[begin Record list]

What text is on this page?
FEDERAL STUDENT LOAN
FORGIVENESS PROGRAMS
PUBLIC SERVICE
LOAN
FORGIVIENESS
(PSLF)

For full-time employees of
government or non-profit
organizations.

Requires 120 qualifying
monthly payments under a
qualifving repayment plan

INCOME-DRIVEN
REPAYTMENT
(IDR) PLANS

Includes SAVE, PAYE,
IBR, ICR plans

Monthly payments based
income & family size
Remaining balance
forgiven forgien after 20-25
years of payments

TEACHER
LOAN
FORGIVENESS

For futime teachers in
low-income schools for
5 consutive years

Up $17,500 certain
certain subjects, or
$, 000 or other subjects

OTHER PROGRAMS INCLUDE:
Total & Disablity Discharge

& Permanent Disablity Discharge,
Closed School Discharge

[end Record list]

**Given task**: Repeat every entry word for word.

**The output**:
What text is on this page?
FEDERAL STUDENT LOAN
FORGIVENESS PROGRAMS
PUBLIC SERVICE
LOAN
FORGIVIENESS
(PSLF)

For full-time employees of
government or non-profit
organizations.

Requires 120 qualifying
monthly payments under a
qualifving repayment plan

INCOME-DRIVEN
REPAYTMENT
(IDR) PLANS

Includes SAVE, PAYE,
IBR, ICR plans

Monthly payments based
income & family size
Remaining balance
forgiven forgien after 20-25
years of payments

TEACHER
LOAN
FORGIVENESS

For futime teachers in
low-income schools for
5 consutive years

Up $17,500 certain
certain subjects, or
$, 000 or other subjects

OTHER PROGRAMS INCLUDE:
Total & Disablity Discharge

& Permanent Disablity Discharge,
Closed School Discharge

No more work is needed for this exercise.